### Work task:
Extract all lines from the data beneath that include the word "Literatur".

### The records:
==========

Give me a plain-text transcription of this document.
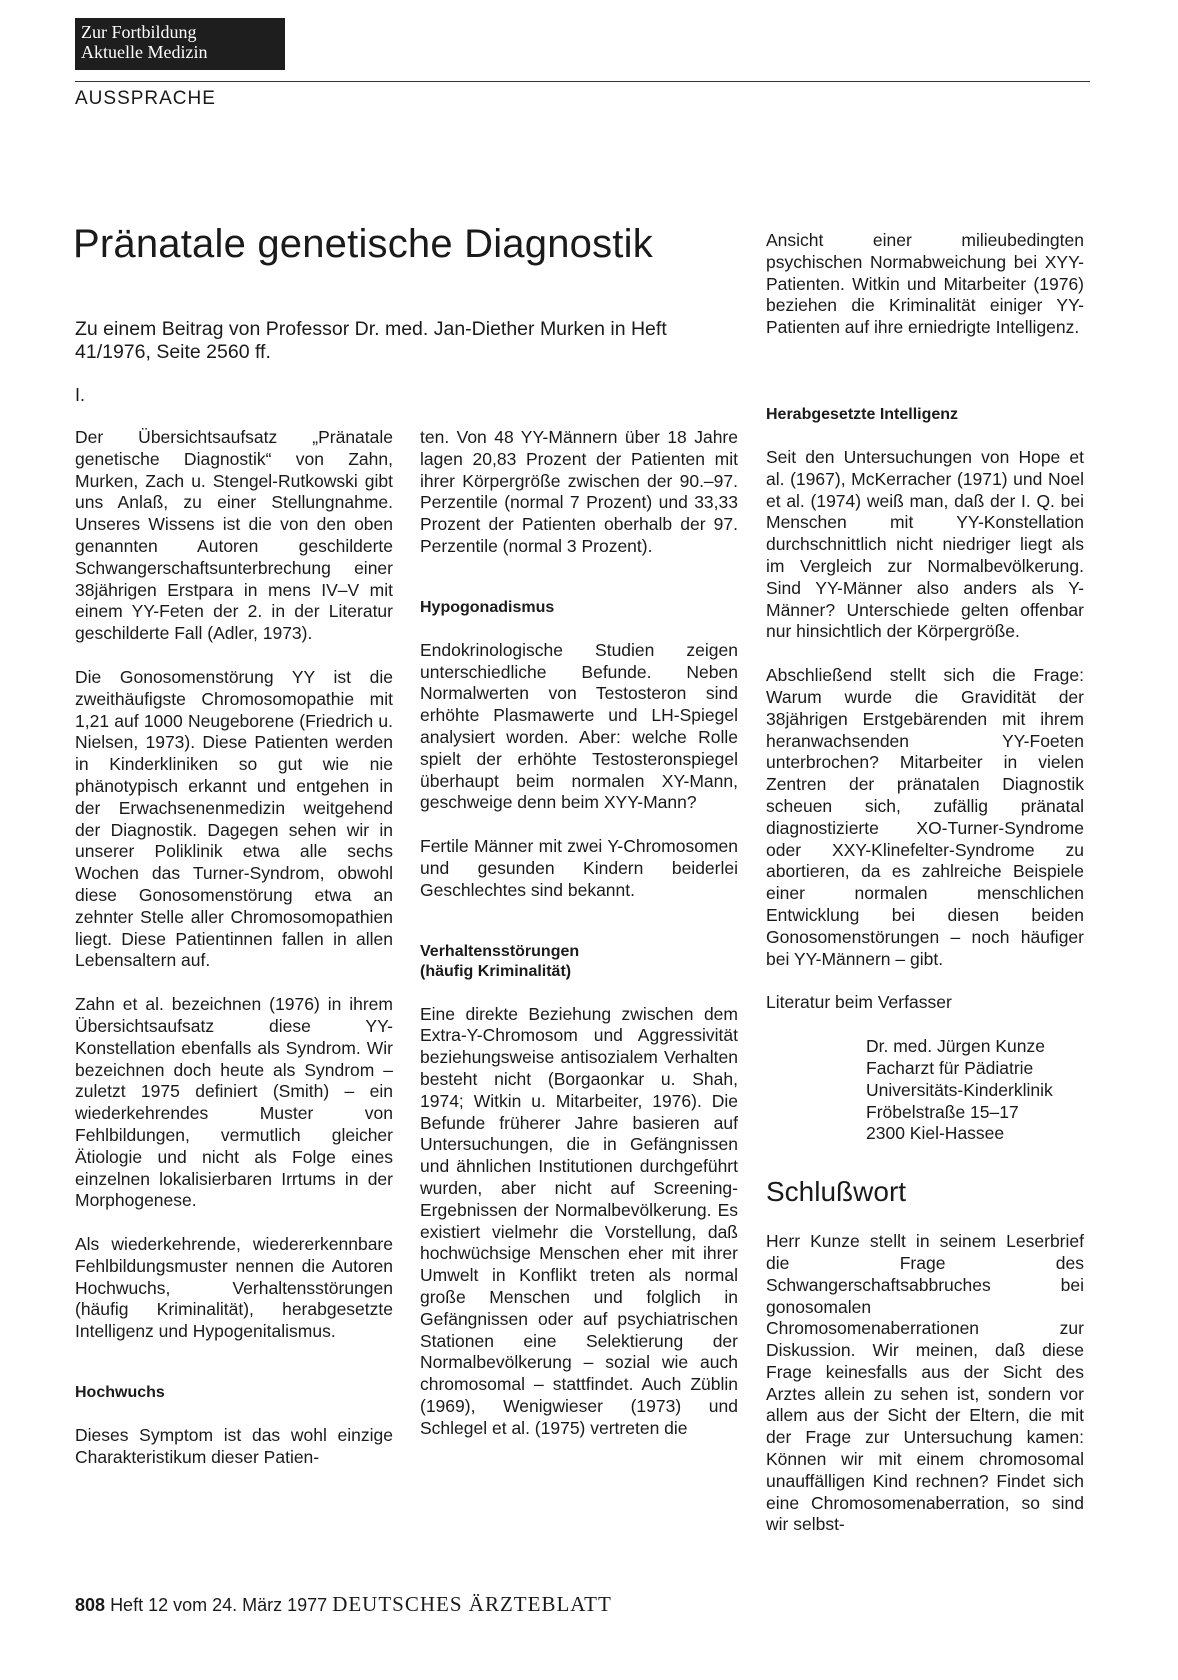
Zur Fortbildung
Aktuelle Medizin
AUSSPRACHE
Pränatale genetische Diagnostik

Zu einem Beitrag von Professor Dr. med. Jan-Diether Murken in Heft 41/1976, Seite 2560 ff.

I.

Der Übersichtsaufsatz „Pränatale genetische Diagnostik“ von Zahn, Murken, Zach u. Stengel-Rutkowski gibt uns Anlaß, zu einer Stellungnahme. Unseres Wissens ist die von den oben genannten Autoren geschilderte Schwangerschaftsunterbrechung einer 38jährigen Erstpara in mens IV–V mit einem YY-Feten der 2. in der Literatur geschilderte Fall (Adler, 1973).

Die Gonosomenstörung YY ist die zweithäufigste Chromosomopathie mit 1,21 auf 1000 Neugeborene (Friedrich u. Nielsen, 1973). Diese Patienten werden in Kinderkliniken so gut wie nie phänotypisch erkannt und entgehen in der Erwachsenenmedizin weitgehend der Diagnostik. Dagegen sehen wir in unserer Poliklinik etwa alle sechs Wochen das Turner-Syndrom, obwohl diese Gonosomenstörung etwa an zehnter Stelle aller Chromosomopathien liegt. Diese Patientinnen fallen in allen Lebensaltern auf.

Zahn et al. bezeichnen (1976) in ihrem Übersichtsaufsatz diese YY-Konstellation ebenfalls als Syndrom. Wir bezeichnen doch heute als Syndrom – zuletzt 1975 definiert (Smith) – ein wiederkehrendes Muster von Fehlbildungen, vermutlich gleicher Ätiologie und nicht als Folge eines einzelnen lokalisierbaren Irrtums in der Morphogenese.

Als wiederkehrende, wiedererkennbare Fehlbildungsmuster nennen die Autoren Hochwuchs, Verhaltensstörungen (häufig Kriminalität), herabgesetzte Intelligenz und Hypogenitalismus.

Hochwuchs

Dieses Symptom ist das wohl einzige Charakteristikum dieser Patien-

ten. Von 48 YY-Männern über 18 Jahre lagen 20,83 Prozent der Patienten mit ihrer Körpergröße zwischen der 90.–97. Perzentile (normal 7 Prozent) und 33,33 Prozent der Patienten oberhalb der 97. Perzentile (normal 3 Prozent).

Hypogonadismus

Endokrinologische Studien zeigen unterschiedliche Befunde. Neben Normalwerten von Testosteron sind erhöhte Plasmawerte und LH-Spiegel analysiert worden. Aber: welche Rolle spielt der erhöhte Testosteronspiegel überhaupt beim normalen XY-Mann, geschweige denn beim XYY-Mann?

Fertile Männer mit zwei Y-Chromosomen und gesunden Kindern beiderlei Geschlechtes sind bekannt.

Verhaltensstörungen
(häufig Kriminalität)

Eine direkte Beziehung zwischen dem Extra-Y-Chromosom und Aggressivität beziehungsweise antisozialem Verhalten besteht nicht (Borgaonkar u. Shah, 1974; Witkin u. Mitarbeiter, 1976). Die Befunde früherer Jahre basieren auf Untersuchungen, die in Gefängnissen und ähnlichen Institutionen durchgeführt wurden, aber nicht auf Screening-Ergebnissen der Normalbevölkerung. Es existiert vielmehr die Vorstellung, daß hochwüchsige Menschen eher mit ihrer Umwelt in Konflikt treten als normal große Menschen und folglich in Gefängnissen oder auf psychiatrischen Stationen eine Selektierung der Normalbevölkerung – sozial wie auch chromosomal – stattfindet. Auch Züblin (1969), Wenigwieser (1973) und Schlegel et al. (1975) vertreten die

Ansicht einer milieubedingten psychischen Normabweichung bei XYY-Patienten. Witkin und Mitarbeiter (1976) beziehen die Kriminalität einiger YY-Patienten auf ihre erniedrigte Intelligenz.

Herabgesetzte Intelligenz

Seit den Untersuchungen von Hope et al. (1967), McKerracher (1971) und Noel et al. (1974) weiß man, daß der I. Q. bei Menschen mit YY-Konstellation durchschnittlich nicht niedriger liegt als im Vergleich zur Normalbevölkerung. Sind YY-Männer also anders als Y-Männer? Unterschiede gelten offenbar nur hinsichtlich der Körpergröße.

Abschließend stellt sich die Frage: Warum wurde die Gravidität der 38jährigen Erstgebärenden mit ihrem heranwachsenden YY-Foeten unterbrochen? Mitarbeiter in vielen Zentren der pränatalen Diagnostik scheuen sich, zufällig pränatal diagnostizierte XO-Turner-Syndrome oder XXY-Klinefelter-Syndrome zu abortieren, da es zahlreiche Beispiele einer normalen menschlichen Entwicklung bei diesen beiden Gonosomenstörungen – noch häufiger bei YY-Männern – gibt.

Literatur beim Verfasser

Dr. med. Jürgen Kunze
Facharzt für Pädiatrie
Universitäts-Kinderklinik
Fröbelstraße 15–17
2300 Kiel-Hassee

Schlußwort

Herr Kunze stellt in seinem Leserbrief die Frage des Schwangerschaftsabbruches bei gonosomalen Chromosomenaberrationen zur Diskussion. Wir meinen, daß diese Frage keinesfalls aus der Sicht des Arztes allein zu sehen ist, sondern vor allem aus der Sicht der Eltern, die mit der Frage zur Untersuchung kamen: Können wir mit einem chromosomal unauffälligen Kind rechnen? Findet sich eine Chromosomenaberration, so sind wir selbst-

808 Heft 12 vom 24. März 1977 DEUTSCHES ÄRZTEBLATT
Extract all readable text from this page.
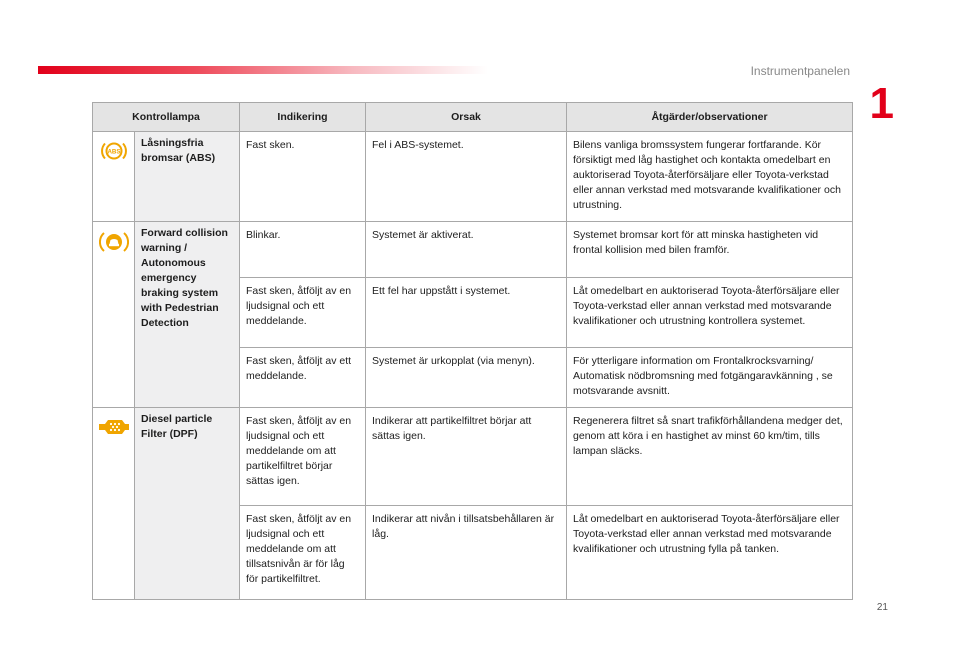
Instrumentpanelen
1
Kontrollampa		Indikering	Orsak	Åtgärder/observationer

ABS	Låsningsfria bromsar (ABS)	Fast sken.	Fel i ABS-systemet.	Bilens vanliga bromssystem fungerar fortfarande. Kör försiktigt med låg hastighet och kontakta omedelbart en auktoriserad Toyota-återförsäljare eller Toyota-verkstad eller annan verkstad med motsvarande kvalifikationer och utrustning.
	Forward collision warning / Autonomous emergency braking system with Pedestrian Detection	Blinkar.	Systemet är aktiverat.	Systemet bromsar kort för att minska hastigheten vid frontal kollision med bilen framför.
		Fast sken, åtföljt av en ljudsignal och ett meddelande.	Ett fel har uppstått i systemet.	Låt omedelbart en auktoriserad Toyota-återförsäljare eller Toyota-verkstad eller annan verkstad med motsvarande kvalifikationer och utrustning kontrollera systemet.
		Fast sken, åtföljt av ett meddelande.	Systemet är urkopplat (via menyn).	För ytterligare information om Frontalkrocksvarning/ Automatisk nödbromsning med fotgängaravkänning , se motsvarande avsnitt.
	Diesel particle Filter (DPF)	Fast sken, åtföljt av en ljudsignal och ett meddelande om att partikelfiltret börjar sättas igen.	Indikerar att partikelfiltret börjar att sättas igen.	Regenerera filtret så snart trafikförhållandena medger det, genom att köra i en hastighet av minst 60 km/tim, tills lampan släcks.
		Fast sken, åtföljt av en ljudsignal och ett meddelande om att tillsatsnivån är för låg för partikelfiltret.	Indikerar att nivån i tillsatsbehållaren är låg.	Låt omedelbart en auktoriserad Toyota-återförsäljare eller Toyota-verkstad eller annan verkstad med motsvarande kvalifikationer och utrustning fylla på tanken.
21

==========

### Task solution:
Der Übersichtsaufsatz „Pränatale genetische Diagnostik“ von Zahn, Murken, Zach u. Stengel-Rutkowski gibt uns Anlaß, zu einer Stellungnahme. Unseres Wissens ist die von den oben genannten Autoren geschilderte Schwangerschaftsunterbrechung einer 38jährigen Erstpara in mens IV–V mit einem YY-Feten der 2. in der Literatur geschilderte Fall (Adler, 1973).
Literatur beim Verfasser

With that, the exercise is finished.